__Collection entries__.
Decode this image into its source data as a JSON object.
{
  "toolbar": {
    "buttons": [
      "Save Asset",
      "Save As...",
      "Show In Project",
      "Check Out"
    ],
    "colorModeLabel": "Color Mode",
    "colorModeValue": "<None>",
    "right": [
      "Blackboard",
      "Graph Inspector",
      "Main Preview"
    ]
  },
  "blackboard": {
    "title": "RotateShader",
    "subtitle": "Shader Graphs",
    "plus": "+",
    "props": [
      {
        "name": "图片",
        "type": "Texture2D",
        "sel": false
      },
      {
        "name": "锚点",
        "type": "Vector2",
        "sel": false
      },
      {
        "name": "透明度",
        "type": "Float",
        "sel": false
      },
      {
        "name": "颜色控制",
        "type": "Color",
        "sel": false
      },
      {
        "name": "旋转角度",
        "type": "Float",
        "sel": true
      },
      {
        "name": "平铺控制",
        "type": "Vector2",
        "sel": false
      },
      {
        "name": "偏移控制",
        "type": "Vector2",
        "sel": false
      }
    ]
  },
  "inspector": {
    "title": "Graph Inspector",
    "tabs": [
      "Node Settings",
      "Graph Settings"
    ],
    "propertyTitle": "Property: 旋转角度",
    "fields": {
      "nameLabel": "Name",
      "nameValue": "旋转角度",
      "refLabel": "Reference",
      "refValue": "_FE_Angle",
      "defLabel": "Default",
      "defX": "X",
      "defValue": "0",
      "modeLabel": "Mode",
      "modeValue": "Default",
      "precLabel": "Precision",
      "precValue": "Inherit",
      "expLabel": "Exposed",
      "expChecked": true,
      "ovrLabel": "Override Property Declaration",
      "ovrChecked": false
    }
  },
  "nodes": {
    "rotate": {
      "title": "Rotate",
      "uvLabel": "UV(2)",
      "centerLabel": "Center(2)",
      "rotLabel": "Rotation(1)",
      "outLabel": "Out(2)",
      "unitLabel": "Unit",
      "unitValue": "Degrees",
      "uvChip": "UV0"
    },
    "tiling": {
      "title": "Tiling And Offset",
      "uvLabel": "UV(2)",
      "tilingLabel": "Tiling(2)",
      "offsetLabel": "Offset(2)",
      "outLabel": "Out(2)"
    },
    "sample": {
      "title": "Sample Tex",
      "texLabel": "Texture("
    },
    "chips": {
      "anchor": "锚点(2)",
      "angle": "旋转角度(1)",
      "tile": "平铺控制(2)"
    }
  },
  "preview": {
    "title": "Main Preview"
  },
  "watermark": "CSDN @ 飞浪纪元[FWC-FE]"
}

__Aim__. Reproduce the material above exactly; please quote every line of it.

__Response to this task__.
Decode this image into its source data as a JSON object.
{
  "toolbar": {
    "buttons": [
      "Save Asset",
      "Save As...",
      "Show In Project",
      "Check Out"
    ],
    "colorModeLabel": "Color Mode",
    "colorModeValue": "<None>",
    "right": [
      "Blackboard",
      "Graph Inspector",
      "Main Preview"
    ]
  },
  "blackboard": {
    "title": "RotateShader",
    "subtitle": "Shader Graphs",
    "plus": "+",
    "props": [
      {
        "name": "图片",
        "type": "Texture2D",
        "sel": false
      },
      {
        "name": "锚点",
        "type": "Vector2",
        "sel": false
      },
      {
        "name": "透明度",
        "type": "Float",
        "sel": false
      },
      {
        "name": "颜色控制",
        "type": "Color",
        "sel": false
      },
      {
        "name": "旋转角度",
        "type": "Float",
        "sel": true
      },
      {
        "name": "平铺控制",
        "type": "Vector2",
        "sel": false
      },
      {
        "name": "偏移控制",
        "type": "Vector2",
        "sel": false
      }
    ]
  },
  "inspector": {
    "title": "Graph Inspector",
    "tabs": [
      "Node Settings",
      "Graph Settings"
    ],
    "propertyTitle": "Property: 旋转角度",
    "fields": {
      "nameLabel": "Name",
      "nameValue": "旋转角度",
      "refLabel": "Reference",
      "refValue": "_FE_Angle",
      "defLabel": "Default",
      "defX": "X",
      "defValue": "0",
      "modeLabel": "Mode",
      "modeValue": "Default",
      "precLabel": "Precision",
      "precValue": "Inherit",
      "expLabel": "Exposed",
      "expChecked": true,
      "ovrLabel": "Override Property Declaration",
      "ovrChecked": false
    }
  },
  "nodes": {
    "rotate": {
      "title": "Rotate",
      "uvLabel": "UV(2)",
      "centerLabel": "Center(2)",
      "rotLabel": "Rotation(1)",
      "outLabel": "Out(2)",
      "unitLabel": "Unit",
      "unitValue": "Degrees",
      "uvChip": "UV0"
    },
    "tiling": {
      "title": "Tiling And Offset",
      "uvLabel": "UV(2)",
      "tilingLabel": "Tiling(2)",
      "offsetLabel": "Offset(2)",
      "outLabel": "Out(2)"
    },
    "sample": {
      "title": "Sample Tex",
      "texLabel": "Texture("
    },
    "chips": {
      "anchor": "锚点(2)",
      "angle": "旋转角度(1)",
      "tile": "平铺控制(2)"
    }
  },
  "preview": {
    "title": "Main Preview"
  },
  "watermark": "CSDN @ 飞浪纪元[FWC-FE]"
}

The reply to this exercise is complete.